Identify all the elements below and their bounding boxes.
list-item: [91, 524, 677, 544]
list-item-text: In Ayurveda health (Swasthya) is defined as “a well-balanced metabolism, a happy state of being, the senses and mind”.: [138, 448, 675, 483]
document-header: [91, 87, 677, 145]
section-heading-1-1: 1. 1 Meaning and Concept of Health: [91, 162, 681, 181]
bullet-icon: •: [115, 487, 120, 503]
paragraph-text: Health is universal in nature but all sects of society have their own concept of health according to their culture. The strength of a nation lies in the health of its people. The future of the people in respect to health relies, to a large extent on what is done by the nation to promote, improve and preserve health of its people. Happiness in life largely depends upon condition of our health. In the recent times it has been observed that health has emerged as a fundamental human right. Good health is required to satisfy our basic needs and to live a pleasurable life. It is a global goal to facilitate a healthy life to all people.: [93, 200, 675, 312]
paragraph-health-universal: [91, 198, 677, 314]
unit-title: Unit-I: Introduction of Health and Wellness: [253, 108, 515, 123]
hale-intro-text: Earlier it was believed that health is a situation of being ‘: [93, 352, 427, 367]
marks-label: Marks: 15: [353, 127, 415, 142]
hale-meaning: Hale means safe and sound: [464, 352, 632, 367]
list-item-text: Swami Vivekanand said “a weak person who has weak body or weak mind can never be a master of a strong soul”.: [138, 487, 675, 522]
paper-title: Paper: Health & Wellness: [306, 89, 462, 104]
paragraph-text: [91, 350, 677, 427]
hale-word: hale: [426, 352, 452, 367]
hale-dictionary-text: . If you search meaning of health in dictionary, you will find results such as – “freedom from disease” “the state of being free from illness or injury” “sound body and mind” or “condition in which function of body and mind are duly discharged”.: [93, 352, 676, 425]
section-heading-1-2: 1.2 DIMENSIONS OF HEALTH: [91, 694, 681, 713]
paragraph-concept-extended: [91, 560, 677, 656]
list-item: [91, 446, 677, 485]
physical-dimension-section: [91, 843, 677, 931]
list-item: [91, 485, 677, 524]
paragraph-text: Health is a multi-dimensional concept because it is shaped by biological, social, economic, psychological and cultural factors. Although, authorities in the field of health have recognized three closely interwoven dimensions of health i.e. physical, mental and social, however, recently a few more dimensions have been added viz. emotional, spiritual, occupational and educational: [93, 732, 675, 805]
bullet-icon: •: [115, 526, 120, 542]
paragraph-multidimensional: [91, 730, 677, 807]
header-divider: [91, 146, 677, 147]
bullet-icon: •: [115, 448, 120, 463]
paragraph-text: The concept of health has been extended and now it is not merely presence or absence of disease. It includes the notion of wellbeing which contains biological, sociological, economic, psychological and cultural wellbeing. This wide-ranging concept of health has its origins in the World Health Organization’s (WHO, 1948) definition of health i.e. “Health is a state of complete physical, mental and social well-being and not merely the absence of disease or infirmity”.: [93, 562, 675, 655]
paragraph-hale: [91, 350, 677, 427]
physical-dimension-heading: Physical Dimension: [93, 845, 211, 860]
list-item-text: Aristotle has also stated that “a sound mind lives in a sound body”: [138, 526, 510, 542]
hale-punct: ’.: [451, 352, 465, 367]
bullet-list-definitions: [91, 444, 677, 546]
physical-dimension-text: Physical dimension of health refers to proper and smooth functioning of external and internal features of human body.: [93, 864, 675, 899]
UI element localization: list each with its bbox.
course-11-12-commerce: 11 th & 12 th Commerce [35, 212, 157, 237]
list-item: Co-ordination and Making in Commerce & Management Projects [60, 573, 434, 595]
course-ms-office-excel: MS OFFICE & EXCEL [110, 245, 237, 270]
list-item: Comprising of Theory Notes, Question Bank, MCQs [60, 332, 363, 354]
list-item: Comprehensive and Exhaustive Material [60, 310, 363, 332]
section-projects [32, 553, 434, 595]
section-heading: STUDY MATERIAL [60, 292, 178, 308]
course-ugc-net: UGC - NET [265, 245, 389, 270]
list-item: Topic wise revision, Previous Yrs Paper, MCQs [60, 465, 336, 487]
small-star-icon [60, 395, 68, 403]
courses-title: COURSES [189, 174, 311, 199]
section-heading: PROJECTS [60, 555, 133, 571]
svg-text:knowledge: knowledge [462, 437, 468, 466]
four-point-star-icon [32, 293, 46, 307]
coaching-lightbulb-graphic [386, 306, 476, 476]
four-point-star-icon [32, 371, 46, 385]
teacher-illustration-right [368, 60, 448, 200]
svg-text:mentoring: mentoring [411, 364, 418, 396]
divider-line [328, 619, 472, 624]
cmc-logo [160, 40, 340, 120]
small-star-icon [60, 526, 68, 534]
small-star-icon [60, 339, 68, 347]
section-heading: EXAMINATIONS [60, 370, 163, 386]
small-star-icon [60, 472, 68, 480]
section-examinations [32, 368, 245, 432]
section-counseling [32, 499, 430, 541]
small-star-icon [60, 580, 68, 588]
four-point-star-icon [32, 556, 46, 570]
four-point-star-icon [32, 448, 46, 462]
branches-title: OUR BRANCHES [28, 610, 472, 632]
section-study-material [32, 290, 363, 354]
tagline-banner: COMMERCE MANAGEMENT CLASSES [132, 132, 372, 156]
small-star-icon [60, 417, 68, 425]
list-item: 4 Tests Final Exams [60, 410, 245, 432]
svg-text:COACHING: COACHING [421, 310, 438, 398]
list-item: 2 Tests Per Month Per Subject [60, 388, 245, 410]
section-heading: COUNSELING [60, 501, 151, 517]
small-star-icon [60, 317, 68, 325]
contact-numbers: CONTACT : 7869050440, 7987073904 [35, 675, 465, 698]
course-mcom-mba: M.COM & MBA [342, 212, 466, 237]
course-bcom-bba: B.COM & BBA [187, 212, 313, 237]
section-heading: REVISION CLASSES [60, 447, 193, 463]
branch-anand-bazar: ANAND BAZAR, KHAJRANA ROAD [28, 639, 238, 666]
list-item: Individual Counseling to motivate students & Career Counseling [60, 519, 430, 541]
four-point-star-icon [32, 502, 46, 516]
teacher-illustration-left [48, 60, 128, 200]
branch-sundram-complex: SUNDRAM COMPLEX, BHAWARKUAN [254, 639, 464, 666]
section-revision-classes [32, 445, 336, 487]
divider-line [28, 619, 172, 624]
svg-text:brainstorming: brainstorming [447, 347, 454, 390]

___

Reproduce the items word for word, from the first line of the items through the line holding "hale-word: hale: [426, 352, 452, 367]", including both ends.

Identify all the elements below and their bounding boxes.
list-item: [91, 524, 677, 544]
list-item-text: In Ayurveda health (Swasthya) is defined as “a well-balanced metabolism, a happy state of being, the senses and mind”.: [138, 448, 675, 483]
document-header: [91, 87, 677, 145]
section-heading-1-1: 1. 1 Meaning and Concept of Health: [91, 162, 681, 181]
bullet-icon: •: [115, 487, 120, 503]
paragraph-text: Health is universal in nature but all sects of society have their own concept of health according to their culture. The strength of a nation lies in the health of its people. The future of the people in respect to health relies, to a large extent on what is done by the nation to promote, improve and preserve health of its people. Happiness in life largely depends upon condition of our health. In the recent times it has been observed that health has emerged as a fundamental human right. Good health is required to satisfy our basic needs and to live a pleasurable life. It is a global goal to facilitate a healthy life to all people.: [93, 200, 675, 312]
paragraph-health-universal: [91, 198, 677, 314]
unit-title: Unit-I: Introduction of Health and Wellness: [253, 108, 515, 123]
hale-intro-text: Earlier it was believed that health is a situation of being ‘: [93, 352, 427, 367]
marks-label: Marks: 15: [353, 127, 415, 142]
hale-meaning: Hale means safe and sound: [464, 352, 632, 367]
list-item-text: Swami Vivekanand said “a weak person who has weak body or weak mind can never be a master of a strong soul”.: [138, 487, 675, 522]
paper-title: Paper: Health & Wellness: [306, 89, 462, 104]
paragraph-text: [91, 350, 677, 427]
hale-word: hale: [426, 352, 452, 367]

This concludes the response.